◆ Brano mostrato ◆

------------

Nel mondo tradizionale, una buona agenzia di pubbliche relazioni saprebbe gestire la complessità di simili situazioni. Tutti conoscono gli sforzi delle grandi aziende italiane nel pagare commentatori che controbilancino le discussioni troppo negative su aziende e prodotti, ma non è detto che ciò sia sufficiente. I proprietari dei blog fiutano i commenti fake in maniera infallibile e questo, inevitabilmente, diventa un’arma a doppio taglio, a detrimento dell’immagine delle aziende stesse. Alcuni blogger di lungo corso suggeriscono alle aziende di aprire spazi aperti di discussione, ma non è difficile intuire la difficoltà delle aziende stesse a concedere al consumatore amico/nemico l’arma stessa per affettarle in pubblico. La lezione comune, però, è la solita: la trasparenza paga. E forse se i commenti positivi ad oltranza fossero scritti in maniera più oggettiva e firmati dai manager delle aziende criticate, il dialogo sarebbe un po’ meno aspro.

------------

◆ Consegna A ◆
Quale lezione comune indica il brano sui commenti nei blog?
◆ Consegna B ◆
Scrivi il seguito del brano sui commenti nei blog, riprendendo dopo la sua ultima frase.

[Record di origine]
------------

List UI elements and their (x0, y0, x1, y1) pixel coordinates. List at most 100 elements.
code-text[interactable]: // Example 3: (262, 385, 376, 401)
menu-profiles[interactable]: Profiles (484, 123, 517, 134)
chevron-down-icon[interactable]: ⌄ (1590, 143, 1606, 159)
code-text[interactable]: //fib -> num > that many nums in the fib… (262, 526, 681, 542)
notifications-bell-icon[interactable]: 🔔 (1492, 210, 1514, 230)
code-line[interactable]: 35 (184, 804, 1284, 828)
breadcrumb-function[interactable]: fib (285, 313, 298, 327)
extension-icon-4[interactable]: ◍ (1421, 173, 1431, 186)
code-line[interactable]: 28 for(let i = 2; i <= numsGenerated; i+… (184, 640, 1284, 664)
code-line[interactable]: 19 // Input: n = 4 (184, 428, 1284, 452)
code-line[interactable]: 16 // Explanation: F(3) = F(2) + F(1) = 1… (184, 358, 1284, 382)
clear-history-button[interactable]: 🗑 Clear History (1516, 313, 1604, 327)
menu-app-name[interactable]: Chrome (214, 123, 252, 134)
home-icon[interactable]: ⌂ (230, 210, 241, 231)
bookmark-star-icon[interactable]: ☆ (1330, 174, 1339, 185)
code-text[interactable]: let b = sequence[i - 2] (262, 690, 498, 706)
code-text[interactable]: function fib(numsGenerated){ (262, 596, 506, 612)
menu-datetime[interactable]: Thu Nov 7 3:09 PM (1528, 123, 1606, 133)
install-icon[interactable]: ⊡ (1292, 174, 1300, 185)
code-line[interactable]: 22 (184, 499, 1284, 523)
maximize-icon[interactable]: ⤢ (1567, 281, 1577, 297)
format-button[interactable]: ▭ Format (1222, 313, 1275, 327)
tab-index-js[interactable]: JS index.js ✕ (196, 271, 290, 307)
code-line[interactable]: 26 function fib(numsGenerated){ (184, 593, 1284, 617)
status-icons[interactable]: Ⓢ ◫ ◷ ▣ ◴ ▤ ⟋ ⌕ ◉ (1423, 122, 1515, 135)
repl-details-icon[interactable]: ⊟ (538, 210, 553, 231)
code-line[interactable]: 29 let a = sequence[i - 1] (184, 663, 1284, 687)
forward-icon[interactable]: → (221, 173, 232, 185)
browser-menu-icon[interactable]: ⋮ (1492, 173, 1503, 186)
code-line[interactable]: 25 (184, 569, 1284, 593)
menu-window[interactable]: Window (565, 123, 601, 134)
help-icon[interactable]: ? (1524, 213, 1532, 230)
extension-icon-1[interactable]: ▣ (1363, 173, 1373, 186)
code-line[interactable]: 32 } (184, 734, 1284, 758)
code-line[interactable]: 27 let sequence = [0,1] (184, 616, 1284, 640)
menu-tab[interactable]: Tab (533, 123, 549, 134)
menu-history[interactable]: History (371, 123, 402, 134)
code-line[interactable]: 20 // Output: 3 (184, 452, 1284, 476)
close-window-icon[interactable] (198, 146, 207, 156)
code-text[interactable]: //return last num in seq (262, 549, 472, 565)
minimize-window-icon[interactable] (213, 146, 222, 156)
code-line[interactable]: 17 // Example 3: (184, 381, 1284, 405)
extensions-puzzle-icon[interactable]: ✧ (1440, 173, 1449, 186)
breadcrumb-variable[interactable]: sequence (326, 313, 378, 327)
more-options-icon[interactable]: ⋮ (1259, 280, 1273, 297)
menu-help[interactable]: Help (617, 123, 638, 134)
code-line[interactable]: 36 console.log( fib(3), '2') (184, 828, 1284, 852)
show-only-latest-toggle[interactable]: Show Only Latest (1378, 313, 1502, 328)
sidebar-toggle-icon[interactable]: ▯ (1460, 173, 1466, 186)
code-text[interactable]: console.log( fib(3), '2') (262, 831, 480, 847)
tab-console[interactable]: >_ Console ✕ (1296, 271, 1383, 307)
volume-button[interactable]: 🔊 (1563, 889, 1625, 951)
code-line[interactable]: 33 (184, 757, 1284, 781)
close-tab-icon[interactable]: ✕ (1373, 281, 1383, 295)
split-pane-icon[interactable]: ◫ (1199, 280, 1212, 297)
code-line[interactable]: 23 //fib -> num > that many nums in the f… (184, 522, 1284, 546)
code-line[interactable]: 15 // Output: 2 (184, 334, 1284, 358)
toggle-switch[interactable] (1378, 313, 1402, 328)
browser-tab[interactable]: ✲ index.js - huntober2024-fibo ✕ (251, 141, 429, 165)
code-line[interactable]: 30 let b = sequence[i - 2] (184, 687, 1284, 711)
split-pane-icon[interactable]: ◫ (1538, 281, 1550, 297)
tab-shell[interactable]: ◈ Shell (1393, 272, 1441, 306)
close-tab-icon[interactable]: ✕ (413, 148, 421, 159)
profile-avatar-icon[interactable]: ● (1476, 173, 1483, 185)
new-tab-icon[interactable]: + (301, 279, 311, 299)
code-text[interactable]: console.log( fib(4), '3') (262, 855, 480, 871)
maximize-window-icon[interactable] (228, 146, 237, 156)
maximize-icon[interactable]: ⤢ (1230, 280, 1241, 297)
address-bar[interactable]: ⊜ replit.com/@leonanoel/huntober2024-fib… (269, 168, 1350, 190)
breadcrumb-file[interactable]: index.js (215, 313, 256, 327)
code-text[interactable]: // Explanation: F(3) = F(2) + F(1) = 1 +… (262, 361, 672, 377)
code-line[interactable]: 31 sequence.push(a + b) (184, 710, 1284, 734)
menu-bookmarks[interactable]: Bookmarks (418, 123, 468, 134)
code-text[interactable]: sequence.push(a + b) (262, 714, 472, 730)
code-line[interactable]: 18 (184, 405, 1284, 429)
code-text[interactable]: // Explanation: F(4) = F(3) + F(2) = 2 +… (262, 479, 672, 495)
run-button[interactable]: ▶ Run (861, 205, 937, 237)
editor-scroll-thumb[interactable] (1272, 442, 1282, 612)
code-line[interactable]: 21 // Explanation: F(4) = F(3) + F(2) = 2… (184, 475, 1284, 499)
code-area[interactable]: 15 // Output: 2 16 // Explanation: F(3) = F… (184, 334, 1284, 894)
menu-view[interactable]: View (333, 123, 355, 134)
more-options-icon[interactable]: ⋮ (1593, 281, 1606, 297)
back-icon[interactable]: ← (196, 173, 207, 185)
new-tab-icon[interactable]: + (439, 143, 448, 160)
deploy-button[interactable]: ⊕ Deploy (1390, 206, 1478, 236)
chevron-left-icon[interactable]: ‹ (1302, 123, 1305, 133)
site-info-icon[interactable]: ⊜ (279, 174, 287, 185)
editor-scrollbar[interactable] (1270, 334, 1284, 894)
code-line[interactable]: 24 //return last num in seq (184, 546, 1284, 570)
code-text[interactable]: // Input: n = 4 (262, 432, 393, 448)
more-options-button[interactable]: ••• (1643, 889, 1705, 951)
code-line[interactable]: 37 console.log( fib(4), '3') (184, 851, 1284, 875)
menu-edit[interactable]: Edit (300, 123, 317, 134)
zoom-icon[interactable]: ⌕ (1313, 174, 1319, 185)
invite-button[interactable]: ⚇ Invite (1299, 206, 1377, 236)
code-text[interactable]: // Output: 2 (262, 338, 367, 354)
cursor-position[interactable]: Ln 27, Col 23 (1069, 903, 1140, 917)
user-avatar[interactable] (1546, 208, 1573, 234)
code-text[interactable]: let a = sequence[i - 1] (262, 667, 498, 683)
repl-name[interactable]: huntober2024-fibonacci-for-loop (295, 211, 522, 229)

------------

◆ Risposta A ◆
La trasparenza paga.

◆ Risposta B ◆
Televisione digitale terrestre e IPTV: la sfida continua

Dove saranno finiti i profeti dell’IPTV che nel 2005 prevedevano un’esplosione, proprio nei mesi che stiamo vivendo oggi, degli abbonati alla TV via cavo? Facile: sono passati a prevedere boom ancora maggiori da qui ai prossimi anni. Previsioni, bisogna dire, abbastanza fantasiose: fino ad ora la mini-impennata delle sottoscrizioni (ma si parla sempre di centinaia di migliaia di utenti, non certo di decine di milioni), è dovuta esclusivamente alle offerte semi-gratuite dei 4 principali operatori (Telecom Italia, Fastweb, Wind, Tiscali), che stanno provando a penetrare il mercato continuando a inseguire il mito del triple play.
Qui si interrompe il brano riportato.